**Given task**
Which lines hold the string "Strongly"? Copy every one of them.

[Records from a collection]
* * *

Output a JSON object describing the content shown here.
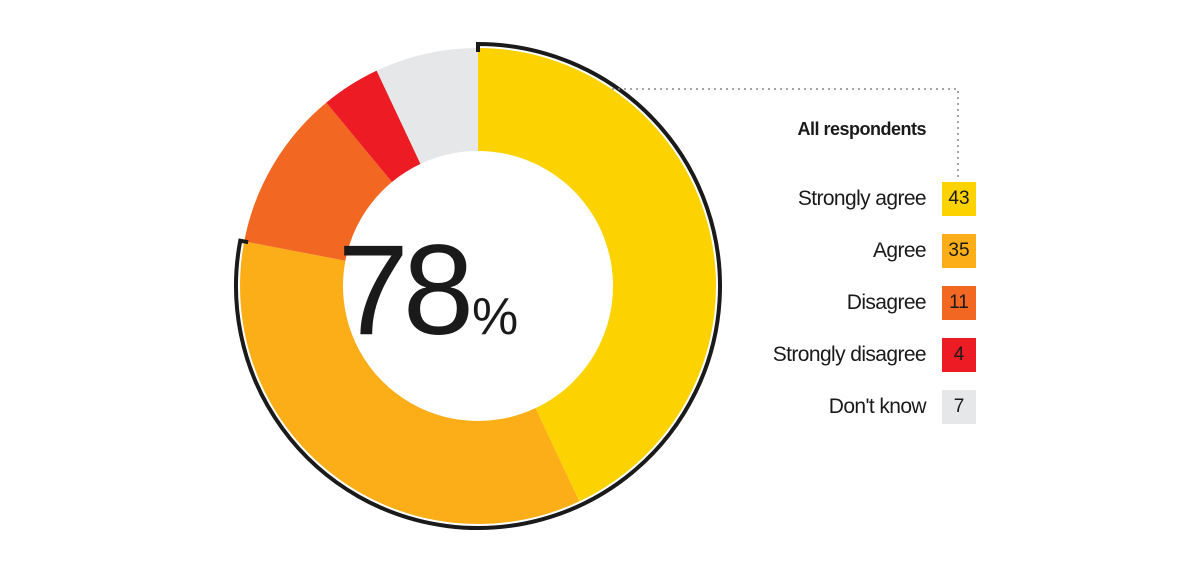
{
  "chart_data": {
    "type": "donut",
    "legend_title": "All respondents",
    "center_value": "78",
    "center_unit": "%",
    "legend_position": "right",
    "categories": [
      "Strongly agree",
      "Agree",
      "Disagree",
      "Strongly disagree",
      "Don't know"
    ],
    "values": [
      43,
      35,
      11,
      4,
      7
    ],
    "colors": [
      "#FCD200",
      "#FBAE17",
      "#F26722",
      "#ED1C24",
      "#E6E7E8"
    ],
    "highlight": {
      "categories": [
        "Strongly agree",
        "Agree"
      ],
      "total": 78
    }
  }
}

* * *

**Task answer**
      "Strongly agree",
      "Strongly disagree",
        "Strongly agree",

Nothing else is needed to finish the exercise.